Write out the full listing exactly as given, minus the images.
━━━━━━━━
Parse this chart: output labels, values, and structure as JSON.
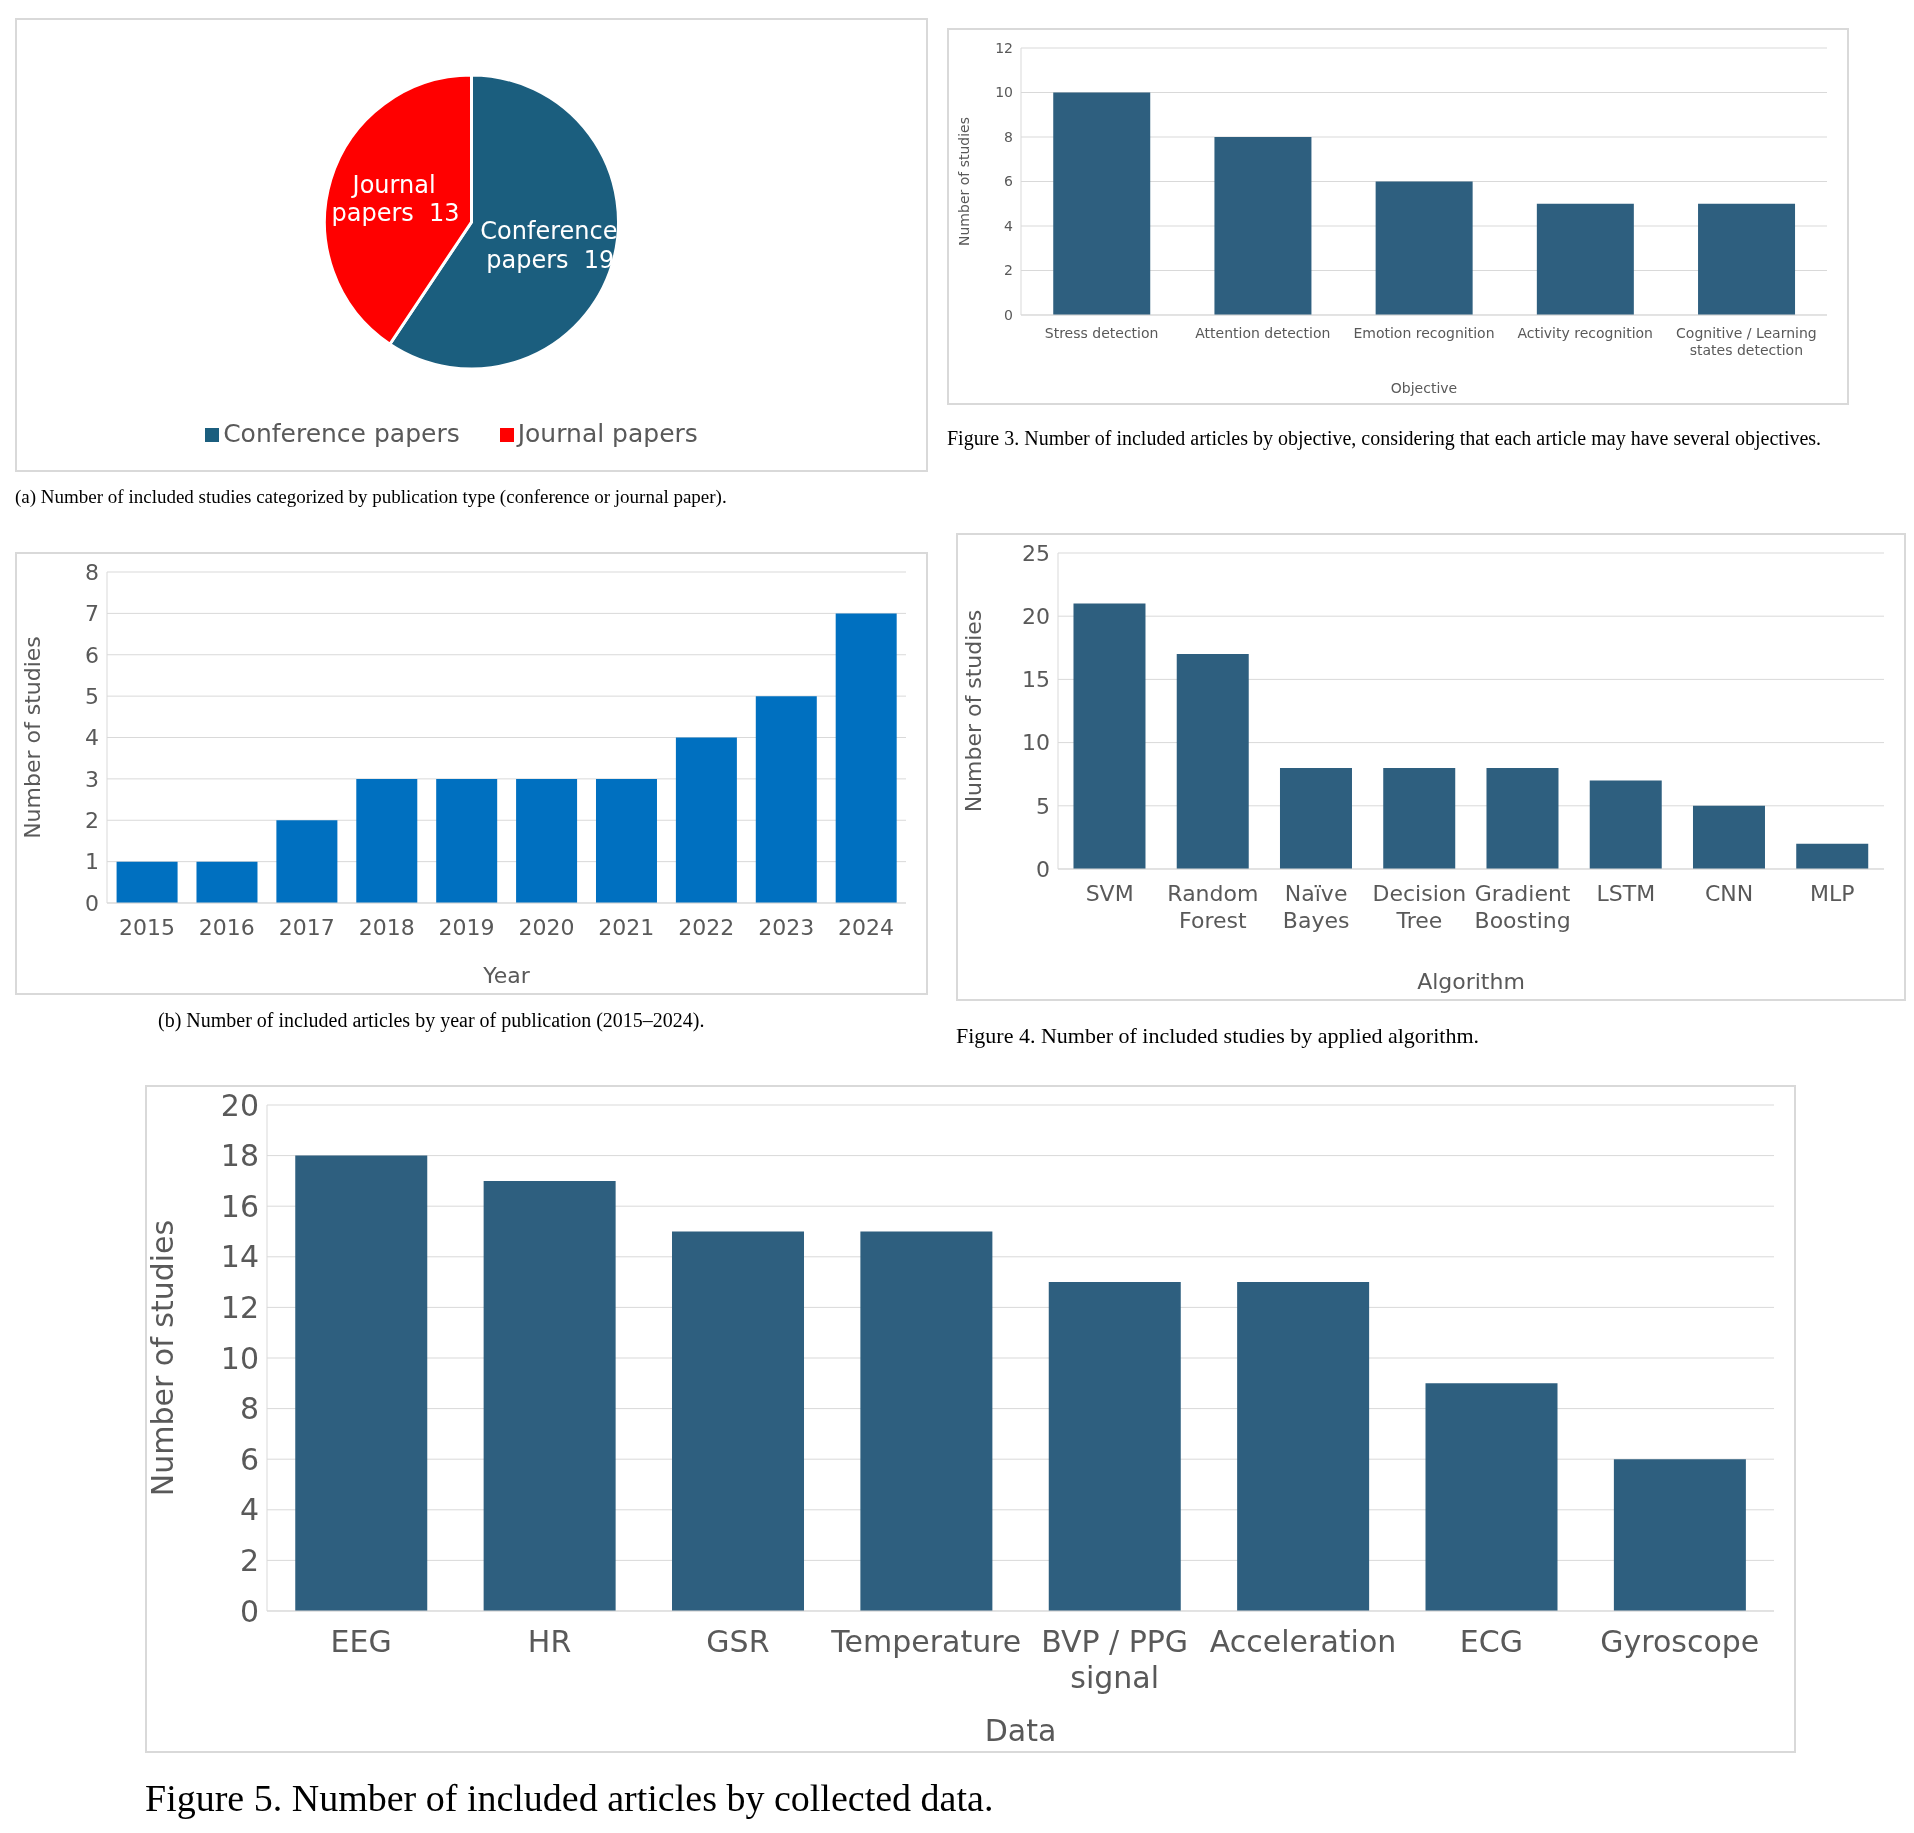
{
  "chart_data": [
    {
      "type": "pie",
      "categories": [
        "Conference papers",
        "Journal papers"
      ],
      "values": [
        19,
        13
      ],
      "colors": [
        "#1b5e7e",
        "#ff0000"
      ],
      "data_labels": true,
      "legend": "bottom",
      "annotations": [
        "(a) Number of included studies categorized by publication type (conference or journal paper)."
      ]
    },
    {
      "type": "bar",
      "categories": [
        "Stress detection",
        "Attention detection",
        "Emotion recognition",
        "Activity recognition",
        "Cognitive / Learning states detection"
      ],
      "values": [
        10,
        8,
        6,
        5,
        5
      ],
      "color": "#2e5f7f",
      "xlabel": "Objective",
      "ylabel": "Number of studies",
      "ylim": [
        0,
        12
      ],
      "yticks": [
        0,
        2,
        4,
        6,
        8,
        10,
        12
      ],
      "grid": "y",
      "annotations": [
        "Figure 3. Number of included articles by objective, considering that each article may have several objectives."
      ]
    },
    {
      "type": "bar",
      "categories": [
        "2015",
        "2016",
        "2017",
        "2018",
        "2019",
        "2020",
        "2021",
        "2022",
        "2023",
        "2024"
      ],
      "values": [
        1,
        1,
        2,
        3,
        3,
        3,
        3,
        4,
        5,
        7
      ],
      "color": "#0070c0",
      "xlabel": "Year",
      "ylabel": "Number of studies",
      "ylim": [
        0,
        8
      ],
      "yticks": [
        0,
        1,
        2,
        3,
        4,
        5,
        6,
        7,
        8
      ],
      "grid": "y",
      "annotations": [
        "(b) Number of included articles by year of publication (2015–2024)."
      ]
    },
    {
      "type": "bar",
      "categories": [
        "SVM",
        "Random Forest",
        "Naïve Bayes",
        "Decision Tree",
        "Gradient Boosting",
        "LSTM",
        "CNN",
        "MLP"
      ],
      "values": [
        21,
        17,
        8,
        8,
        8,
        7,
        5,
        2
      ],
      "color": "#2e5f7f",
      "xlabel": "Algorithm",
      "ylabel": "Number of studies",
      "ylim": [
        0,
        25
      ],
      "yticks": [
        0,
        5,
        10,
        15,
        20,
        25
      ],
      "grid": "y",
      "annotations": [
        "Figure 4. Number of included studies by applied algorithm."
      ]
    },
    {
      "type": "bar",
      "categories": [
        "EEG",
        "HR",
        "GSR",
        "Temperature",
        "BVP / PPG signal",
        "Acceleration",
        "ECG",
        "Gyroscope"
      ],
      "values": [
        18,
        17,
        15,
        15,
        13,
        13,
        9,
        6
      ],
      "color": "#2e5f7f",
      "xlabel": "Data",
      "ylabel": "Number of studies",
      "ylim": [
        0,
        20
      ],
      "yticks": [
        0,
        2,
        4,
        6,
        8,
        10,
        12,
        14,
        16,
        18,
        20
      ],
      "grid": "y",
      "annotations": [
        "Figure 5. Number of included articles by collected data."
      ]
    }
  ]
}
━━━━━━━━
Task result
Parse this chart: output labels, values, and structure as JSON.
{
  "chart_data": [
    {
      "type": "pie",
      "categories": [
        "Conference papers",
        "Journal papers"
      ],
      "values": [
        19,
        13
      ],
      "colors": [
        "#1b5e7e",
        "#ff0000"
      ],
      "data_labels": true,
      "legend": "bottom",
      "annotations": [
        "(a) Number of included studies categorized by publication type (conference or journal paper)."
      ]
    },
    {
      "type": "bar",
      "categories": [
        "Stress detection",
        "Attention detection",
        "Emotion recognition",
        "Activity recognition",
        "Cognitive / Learning states detection"
      ],
      "values": [
        10,
        8,
        6,
        5,
        5
      ],
      "color": "#2e5f7f",
      "xlabel": "Objective",
      "ylabel": "Number of studies",
      "ylim": [
        0,
        12
      ],
      "yticks": [
        0,
        2,
        4,
        6,
        8,
        10,
        12
      ],
      "grid": "y",
      "annotations": [
        "Figure 3. Number of included articles by objective, considering that each article may have several objectives."
      ]
    },
    {
      "type": "bar",
      "categories": [
        "2015",
        "2016",
        "2017",
        "2018",
        "2019",
        "2020",
        "2021",
        "2022",
        "2023",
        "2024"
      ],
      "values": [
        1,
        1,
        2,
        3,
        3,
        3,
        3,
        4,
        5,
        7
      ],
      "color": "#0070c0",
      "xlabel": "Year",
      "ylabel": "Number of studies",
      "ylim": [
        0,
        8
      ],
      "yticks": [
        0,
        1,
        2,
        3,
        4,
        5,
        6,
        7,
        8
      ],
      "grid": "y",
      "annotations": [
        "(b) Number of included articles by year of publication (2015–2024)."
      ]
    },
    {
      "type": "bar",
      "categories": [
        "SVM",
        "Random Forest",
        "Naïve Bayes",
        "Decision Tree",
        "Gradient Boosting",
        "LSTM",
        "CNN",
        "MLP"
      ],
      "values": [
        21,
        17,
        8,
        8,
        8,
        7,
        5,
        2
      ],
      "color": "#2e5f7f",
      "xlabel": "Algorithm",
      "ylabel": "Number of studies",
      "ylim": [
        0,
        25
      ],
      "yticks": [
        0,
        5,
        10,
        15,
        20,
        25
      ],
      "grid": "y",
      "annotations": [
        "Figure 4. Number of included studies by applied algorithm."
      ]
    },
    {
      "type": "bar",
      "categories": [
        "EEG",
        "HR",
        "GSR",
        "Temperature",
        "BVP / PPG signal",
        "Acceleration",
        "ECG",
        "Gyroscope"
      ],
      "values": [
        18,
        17,
        15,
        15,
        13,
        13,
        9,
        6
      ],
      "color": "#2e5f7f",
      "xlabel": "Data",
      "ylabel": "Number of studies",
      "ylim": [
        0,
        20
      ],
      "yticks": [
        0,
        2,
        4,
        6,
        8,
        10,
        12,
        14,
        16,
        18,
        20
      ],
      "grid": "y",
      "annotations": [
        "Figure 5. Number of included articles by collected data."
      ]
    }
  ]
}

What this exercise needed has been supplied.